[Dataset records]

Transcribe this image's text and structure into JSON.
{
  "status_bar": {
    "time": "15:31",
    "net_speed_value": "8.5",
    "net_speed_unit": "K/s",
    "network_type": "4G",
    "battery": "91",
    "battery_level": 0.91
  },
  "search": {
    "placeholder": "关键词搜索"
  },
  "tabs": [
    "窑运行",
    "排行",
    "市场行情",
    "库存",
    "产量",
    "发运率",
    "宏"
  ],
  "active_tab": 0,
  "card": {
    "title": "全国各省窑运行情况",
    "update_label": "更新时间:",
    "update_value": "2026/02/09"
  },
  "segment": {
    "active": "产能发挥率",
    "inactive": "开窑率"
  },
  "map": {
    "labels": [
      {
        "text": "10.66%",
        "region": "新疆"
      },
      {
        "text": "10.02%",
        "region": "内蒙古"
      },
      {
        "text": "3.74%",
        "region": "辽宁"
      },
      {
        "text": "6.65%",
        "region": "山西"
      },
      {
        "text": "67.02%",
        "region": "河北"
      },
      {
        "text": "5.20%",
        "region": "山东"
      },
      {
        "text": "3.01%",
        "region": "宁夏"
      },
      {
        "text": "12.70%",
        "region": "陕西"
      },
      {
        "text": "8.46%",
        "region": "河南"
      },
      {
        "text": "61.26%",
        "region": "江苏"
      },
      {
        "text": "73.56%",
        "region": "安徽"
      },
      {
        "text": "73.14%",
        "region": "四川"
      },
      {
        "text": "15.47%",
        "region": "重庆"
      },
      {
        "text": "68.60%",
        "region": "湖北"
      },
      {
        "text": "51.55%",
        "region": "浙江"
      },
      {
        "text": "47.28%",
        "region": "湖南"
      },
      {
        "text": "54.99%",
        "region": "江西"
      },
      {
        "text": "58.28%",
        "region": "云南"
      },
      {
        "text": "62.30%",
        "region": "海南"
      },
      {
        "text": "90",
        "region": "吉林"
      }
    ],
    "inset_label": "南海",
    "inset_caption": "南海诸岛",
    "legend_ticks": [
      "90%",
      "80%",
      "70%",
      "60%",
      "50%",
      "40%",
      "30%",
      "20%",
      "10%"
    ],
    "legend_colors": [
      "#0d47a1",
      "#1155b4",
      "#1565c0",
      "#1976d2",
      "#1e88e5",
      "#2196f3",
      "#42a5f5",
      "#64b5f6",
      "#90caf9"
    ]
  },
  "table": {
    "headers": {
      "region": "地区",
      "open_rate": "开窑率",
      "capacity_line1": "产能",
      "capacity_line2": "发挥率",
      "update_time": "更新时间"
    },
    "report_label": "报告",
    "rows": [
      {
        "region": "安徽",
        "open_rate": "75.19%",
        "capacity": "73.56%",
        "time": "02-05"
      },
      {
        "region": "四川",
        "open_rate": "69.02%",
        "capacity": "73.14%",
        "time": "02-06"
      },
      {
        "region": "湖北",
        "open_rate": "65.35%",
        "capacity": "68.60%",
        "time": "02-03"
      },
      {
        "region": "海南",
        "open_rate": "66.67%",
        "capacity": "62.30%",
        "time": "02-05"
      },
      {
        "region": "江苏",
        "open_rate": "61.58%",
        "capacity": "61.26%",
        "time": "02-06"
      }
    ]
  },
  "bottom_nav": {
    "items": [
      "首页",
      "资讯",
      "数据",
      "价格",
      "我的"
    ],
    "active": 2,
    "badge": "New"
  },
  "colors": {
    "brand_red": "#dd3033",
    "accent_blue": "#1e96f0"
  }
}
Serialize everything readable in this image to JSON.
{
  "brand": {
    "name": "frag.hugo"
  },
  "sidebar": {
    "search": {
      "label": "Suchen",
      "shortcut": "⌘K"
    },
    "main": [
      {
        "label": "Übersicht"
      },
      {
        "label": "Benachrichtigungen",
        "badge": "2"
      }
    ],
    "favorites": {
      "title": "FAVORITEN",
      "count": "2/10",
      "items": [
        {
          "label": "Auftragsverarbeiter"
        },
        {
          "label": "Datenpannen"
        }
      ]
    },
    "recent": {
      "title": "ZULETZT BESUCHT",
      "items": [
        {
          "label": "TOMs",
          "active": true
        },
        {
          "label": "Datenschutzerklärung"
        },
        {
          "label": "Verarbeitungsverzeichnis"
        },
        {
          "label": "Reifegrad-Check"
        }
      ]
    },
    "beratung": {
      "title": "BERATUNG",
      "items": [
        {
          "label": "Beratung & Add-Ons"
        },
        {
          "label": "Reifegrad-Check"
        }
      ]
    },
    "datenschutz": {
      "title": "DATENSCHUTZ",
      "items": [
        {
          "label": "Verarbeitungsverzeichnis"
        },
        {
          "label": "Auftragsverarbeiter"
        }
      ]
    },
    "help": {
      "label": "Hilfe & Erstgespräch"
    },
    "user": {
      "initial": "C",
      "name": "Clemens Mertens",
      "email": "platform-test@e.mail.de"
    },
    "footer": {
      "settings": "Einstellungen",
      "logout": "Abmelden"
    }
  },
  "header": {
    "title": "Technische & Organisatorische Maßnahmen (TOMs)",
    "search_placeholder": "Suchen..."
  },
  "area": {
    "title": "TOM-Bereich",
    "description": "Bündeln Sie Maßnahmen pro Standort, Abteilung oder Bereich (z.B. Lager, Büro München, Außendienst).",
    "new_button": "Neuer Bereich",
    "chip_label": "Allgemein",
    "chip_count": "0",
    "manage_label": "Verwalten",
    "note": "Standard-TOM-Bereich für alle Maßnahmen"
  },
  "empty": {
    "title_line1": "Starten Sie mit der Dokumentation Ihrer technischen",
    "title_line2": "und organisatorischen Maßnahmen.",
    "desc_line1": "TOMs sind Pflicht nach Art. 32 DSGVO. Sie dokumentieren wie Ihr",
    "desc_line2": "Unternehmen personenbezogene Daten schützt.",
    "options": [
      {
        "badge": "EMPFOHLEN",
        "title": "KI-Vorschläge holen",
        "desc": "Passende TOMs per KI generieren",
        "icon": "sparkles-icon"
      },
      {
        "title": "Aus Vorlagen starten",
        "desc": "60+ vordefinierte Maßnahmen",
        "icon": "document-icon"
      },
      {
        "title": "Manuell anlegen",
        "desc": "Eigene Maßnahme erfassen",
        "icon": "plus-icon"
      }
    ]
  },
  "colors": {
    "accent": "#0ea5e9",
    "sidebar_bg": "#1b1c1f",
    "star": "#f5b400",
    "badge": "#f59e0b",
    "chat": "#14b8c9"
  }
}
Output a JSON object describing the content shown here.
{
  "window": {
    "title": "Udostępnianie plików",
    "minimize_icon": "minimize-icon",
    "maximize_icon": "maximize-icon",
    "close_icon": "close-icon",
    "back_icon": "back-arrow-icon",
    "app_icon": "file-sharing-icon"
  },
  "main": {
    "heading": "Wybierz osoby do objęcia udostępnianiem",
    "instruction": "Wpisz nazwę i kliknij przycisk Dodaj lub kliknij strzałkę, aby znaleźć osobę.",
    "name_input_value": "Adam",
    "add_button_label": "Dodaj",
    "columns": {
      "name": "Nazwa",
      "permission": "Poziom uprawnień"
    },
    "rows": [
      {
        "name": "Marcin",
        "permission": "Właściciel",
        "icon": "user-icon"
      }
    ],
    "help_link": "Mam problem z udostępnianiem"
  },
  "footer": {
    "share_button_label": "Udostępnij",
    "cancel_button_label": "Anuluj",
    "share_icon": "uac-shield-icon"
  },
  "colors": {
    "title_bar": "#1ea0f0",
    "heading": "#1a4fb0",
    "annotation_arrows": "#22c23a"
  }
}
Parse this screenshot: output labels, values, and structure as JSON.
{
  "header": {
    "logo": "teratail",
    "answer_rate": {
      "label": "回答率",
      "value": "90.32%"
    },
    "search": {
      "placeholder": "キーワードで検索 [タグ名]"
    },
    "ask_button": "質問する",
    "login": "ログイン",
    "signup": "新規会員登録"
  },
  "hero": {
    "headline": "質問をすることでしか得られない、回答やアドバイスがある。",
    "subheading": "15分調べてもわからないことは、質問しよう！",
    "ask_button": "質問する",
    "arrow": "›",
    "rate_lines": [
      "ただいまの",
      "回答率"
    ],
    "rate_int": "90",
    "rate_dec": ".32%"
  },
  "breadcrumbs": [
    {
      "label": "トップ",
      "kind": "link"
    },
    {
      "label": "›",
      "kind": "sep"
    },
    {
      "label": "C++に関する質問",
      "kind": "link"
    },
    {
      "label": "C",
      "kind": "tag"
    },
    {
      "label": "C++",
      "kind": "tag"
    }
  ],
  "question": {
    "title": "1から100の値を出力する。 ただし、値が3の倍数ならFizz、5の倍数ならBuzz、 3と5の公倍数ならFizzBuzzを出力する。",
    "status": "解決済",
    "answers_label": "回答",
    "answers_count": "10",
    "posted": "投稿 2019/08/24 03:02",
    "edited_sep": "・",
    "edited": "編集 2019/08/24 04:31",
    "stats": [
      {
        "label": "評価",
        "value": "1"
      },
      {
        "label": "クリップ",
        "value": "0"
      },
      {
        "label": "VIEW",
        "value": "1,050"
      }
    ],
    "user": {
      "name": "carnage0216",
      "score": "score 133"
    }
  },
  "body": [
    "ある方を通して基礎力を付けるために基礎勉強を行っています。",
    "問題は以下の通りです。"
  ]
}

_WRITTEN REQUEST:_
Copy all lines from the material that include "Suchen".

_RESULT FOR THIS EXERCISE:_
      "label": "Suchen",
    "search_placeholder": "Suchen..."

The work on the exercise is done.